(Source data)
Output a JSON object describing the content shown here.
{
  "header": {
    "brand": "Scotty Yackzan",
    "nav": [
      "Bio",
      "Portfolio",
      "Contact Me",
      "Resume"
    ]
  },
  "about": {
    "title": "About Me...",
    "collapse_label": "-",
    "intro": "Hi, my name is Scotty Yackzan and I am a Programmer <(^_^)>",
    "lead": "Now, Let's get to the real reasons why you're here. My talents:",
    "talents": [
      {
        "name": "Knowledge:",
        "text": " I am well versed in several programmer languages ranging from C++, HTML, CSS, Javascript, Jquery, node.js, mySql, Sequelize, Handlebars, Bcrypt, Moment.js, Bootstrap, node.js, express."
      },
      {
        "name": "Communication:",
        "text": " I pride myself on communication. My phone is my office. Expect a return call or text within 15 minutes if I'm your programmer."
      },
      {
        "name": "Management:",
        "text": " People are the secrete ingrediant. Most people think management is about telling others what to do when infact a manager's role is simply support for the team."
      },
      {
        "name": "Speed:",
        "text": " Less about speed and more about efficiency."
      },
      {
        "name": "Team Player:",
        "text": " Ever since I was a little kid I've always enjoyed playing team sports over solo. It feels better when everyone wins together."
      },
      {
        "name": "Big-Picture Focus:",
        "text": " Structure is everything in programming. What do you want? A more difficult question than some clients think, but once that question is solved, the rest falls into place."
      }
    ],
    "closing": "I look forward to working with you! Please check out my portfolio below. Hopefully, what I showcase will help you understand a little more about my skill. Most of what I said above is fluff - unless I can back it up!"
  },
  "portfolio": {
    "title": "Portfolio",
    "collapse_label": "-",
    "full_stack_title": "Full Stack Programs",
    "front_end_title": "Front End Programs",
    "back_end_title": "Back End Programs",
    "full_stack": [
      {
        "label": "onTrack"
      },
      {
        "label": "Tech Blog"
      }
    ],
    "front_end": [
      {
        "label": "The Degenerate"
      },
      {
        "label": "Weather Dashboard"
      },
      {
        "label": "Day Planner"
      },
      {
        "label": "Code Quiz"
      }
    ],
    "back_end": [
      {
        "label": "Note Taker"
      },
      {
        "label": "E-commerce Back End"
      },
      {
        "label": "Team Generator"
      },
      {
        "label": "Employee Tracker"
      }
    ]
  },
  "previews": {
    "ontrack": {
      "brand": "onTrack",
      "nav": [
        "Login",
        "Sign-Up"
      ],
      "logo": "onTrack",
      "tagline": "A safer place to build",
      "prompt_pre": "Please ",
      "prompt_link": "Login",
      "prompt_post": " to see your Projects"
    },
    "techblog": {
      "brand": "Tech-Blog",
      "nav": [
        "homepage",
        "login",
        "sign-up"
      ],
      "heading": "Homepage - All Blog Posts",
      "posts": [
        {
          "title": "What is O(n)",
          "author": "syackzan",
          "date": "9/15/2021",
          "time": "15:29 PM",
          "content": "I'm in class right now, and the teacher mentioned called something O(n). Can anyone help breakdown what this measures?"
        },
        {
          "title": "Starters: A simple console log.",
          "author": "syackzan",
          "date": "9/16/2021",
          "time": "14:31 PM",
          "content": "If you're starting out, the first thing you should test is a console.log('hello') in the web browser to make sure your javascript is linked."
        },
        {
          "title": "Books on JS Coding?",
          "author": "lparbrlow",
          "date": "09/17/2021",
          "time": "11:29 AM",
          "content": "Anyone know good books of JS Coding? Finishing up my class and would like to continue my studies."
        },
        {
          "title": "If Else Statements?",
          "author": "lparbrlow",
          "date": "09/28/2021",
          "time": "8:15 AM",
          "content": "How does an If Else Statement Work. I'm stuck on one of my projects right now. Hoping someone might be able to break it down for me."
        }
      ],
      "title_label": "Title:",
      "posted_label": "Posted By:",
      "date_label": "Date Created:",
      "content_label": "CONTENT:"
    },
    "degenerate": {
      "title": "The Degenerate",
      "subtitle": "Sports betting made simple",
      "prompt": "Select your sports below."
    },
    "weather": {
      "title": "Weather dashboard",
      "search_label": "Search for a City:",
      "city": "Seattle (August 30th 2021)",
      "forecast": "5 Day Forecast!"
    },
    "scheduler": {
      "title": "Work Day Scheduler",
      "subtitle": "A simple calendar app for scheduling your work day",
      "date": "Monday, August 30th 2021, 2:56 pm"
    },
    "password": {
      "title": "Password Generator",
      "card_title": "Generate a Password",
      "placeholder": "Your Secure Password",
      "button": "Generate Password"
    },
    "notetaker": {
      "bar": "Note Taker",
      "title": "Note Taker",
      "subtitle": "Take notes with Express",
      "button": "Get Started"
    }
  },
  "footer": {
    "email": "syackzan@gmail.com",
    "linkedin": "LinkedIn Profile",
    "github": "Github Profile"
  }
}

Given exercise: Return all of the data word for word.

Solution:
Output a JSON object describing the content shown here.
{
  "header": {
    "brand": "Scotty Yackzan",
    "nav": [
      "Bio",
      "Portfolio",
      "Contact Me",
      "Resume"
    ]
  },
  "about": {
    "title": "About Me...",
    "collapse_label": "-",
    "intro": "Hi, my name is Scotty Yackzan and I am a Programmer <(^_^)>",
    "lead": "Now, Let's get to the real reasons why you're here. My talents:",
    "talents": [
      {
        "name": "Knowledge:",
        "text": " I am well versed in several programmer languages ranging from C++, HTML, CSS, Javascript, Jquery, node.js, mySql, Sequelize, Handlebars, Bcrypt, Moment.js, Bootstrap, node.js, express."
      },
      {
        "name": "Communication:",
        "text": " I pride myself on communication. My phone is my office. Expect a return call or text within 15 minutes if I'm your programmer."
      },
      {
        "name": "Management:",
        "text": " People are the secrete ingrediant. Most people think management is about telling others what to do when infact a manager's role is simply support for the team."
      },
      {
        "name": "Speed:",
        "text": " Less about speed and more about efficiency."
      },
      {
        "name": "Team Player:",
        "text": " Ever since I was a little kid I've always enjoyed playing team sports over solo. It feels better when everyone wins together."
      },
      {
        "name": "Big-Picture Focus:",
        "text": " Structure is everything in programming. What do you want? A more difficult question than some clients think, but once that question is solved, the rest falls into place."
      }
    ],
    "closing": "I look forward to working with you! Please check out my portfolio below. Hopefully, what I showcase will help you understand a little more about my skill. Most of what I said above is fluff - unless I can back it up!"
  },
  "portfolio": {
    "title": "Portfolio",
    "collapse_label": "-",
    "full_stack_title": "Full Stack Programs",
    "front_end_title": "Front End Programs",
    "back_end_title": "Back End Programs",
    "full_stack": [
      {
        "label": "onTrack"
      },
      {
        "label": "Tech Blog"
      }
    ],
    "front_end": [
      {
        "label": "The Degenerate"
      },
      {
        "label": "Weather Dashboard"
      },
      {
        "label": "Day Planner"
      },
      {
        "label": "Code Quiz"
      }
    ],
    "back_end": [
      {
        "label": "Note Taker"
      },
      {
        "label": "E-commerce Back End"
      },
      {
        "label": "Team Generator"
      },
      {
        "label": "Employee Tracker"
      }
    ]
  },
  "previews": {
    "ontrack": {
      "brand": "onTrack",
      "nav": [
        "Login",
        "Sign-Up"
      ],
      "logo": "onTrack",
      "tagline": "A safer place to build",
      "prompt_pre": "Please ",
      "prompt_link": "Login",
      "prompt_post": " to see your Projects"
    },
    "techblog": {
      "brand": "Tech-Blog",
      "nav": [
        "homepage",
        "login",
        "sign-up"
      ],
      "heading": "Homepage - All Blog Posts",
      "posts": [
        {
          "title": "What is O(n)",
          "author": "syackzan",
          "date": "9/15/2021",
          "time": "15:29 PM",
          "content": "I'm in class right now, and the teacher mentioned called something O(n). Can anyone help breakdown what this measures?"
        },
        {
          "title": "Starters: A simple console log.",
          "author": "syackzan",
          "date": "9/16/2021",
          "time": "14:31 PM",
          "content": "If you're starting out, the first thing you should test is a console.log('hello') in the web browser to make sure your javascript is linked."
        },
        {
          "title": "Books on JS Coding?",
          "author": "lparbrlow",
          "date": "09/17/2021",
          "time": "11:29 AM",
          "content": "Anyone know good books of JS Coding? Finishing up my class and would like to continue my studies."
        },
        {
          "title": "If Else Statements?",
          "author": "lparbrlow",
          "date": "09/28/2021",
          "time": "8:15 AM",
          "content": "How does an If Else Statement Work. I'm stuck on one of my projects right now. Hoping someone might be able to break it down for me."
        }
      ],
      "title_label": "Title:",
      "posted_label": "Posted By:",
      "date_label": "Date Created:",
      "content_label": "CONTENT:"
    },
    "degenerate": {
      "title": "The Degenerate",
      "subtitle": "Sports betting made simple",
      "prompt": "Select your sports below."
    },
    "weather": {
      "title": "Weather dashboard",
      "search_label": "Search for a City:",
      "city": "Seattle (August 30th 2021)",
      "forecast": "5 Day Forecast!"
    },
    "scheduler": {
      "title": "Work Day Scheduler",
      "subtitle": "A simple calendar app for scheduling your work day",
      "date": "Monday, August 30th 2021, 2:56 pm"
    },
    "password": {
      "title": "Password Generator",
      "card_title": "Generate a Password",
      "placeholder": "Your Secure Password",
      "button": "Generate Password"
    },
    "notetaker": {
      "bar": "Note Taker",
      "title": "Note Taker",
      "subtitle": "Take notes with Express",
      "button": "Get Started"
    }
  },
  "footer": {
    "email": "syackzan@gmail.com",
    "linkedin": "LinkedIn Profile",
    "github": "Github Profile"
  }
}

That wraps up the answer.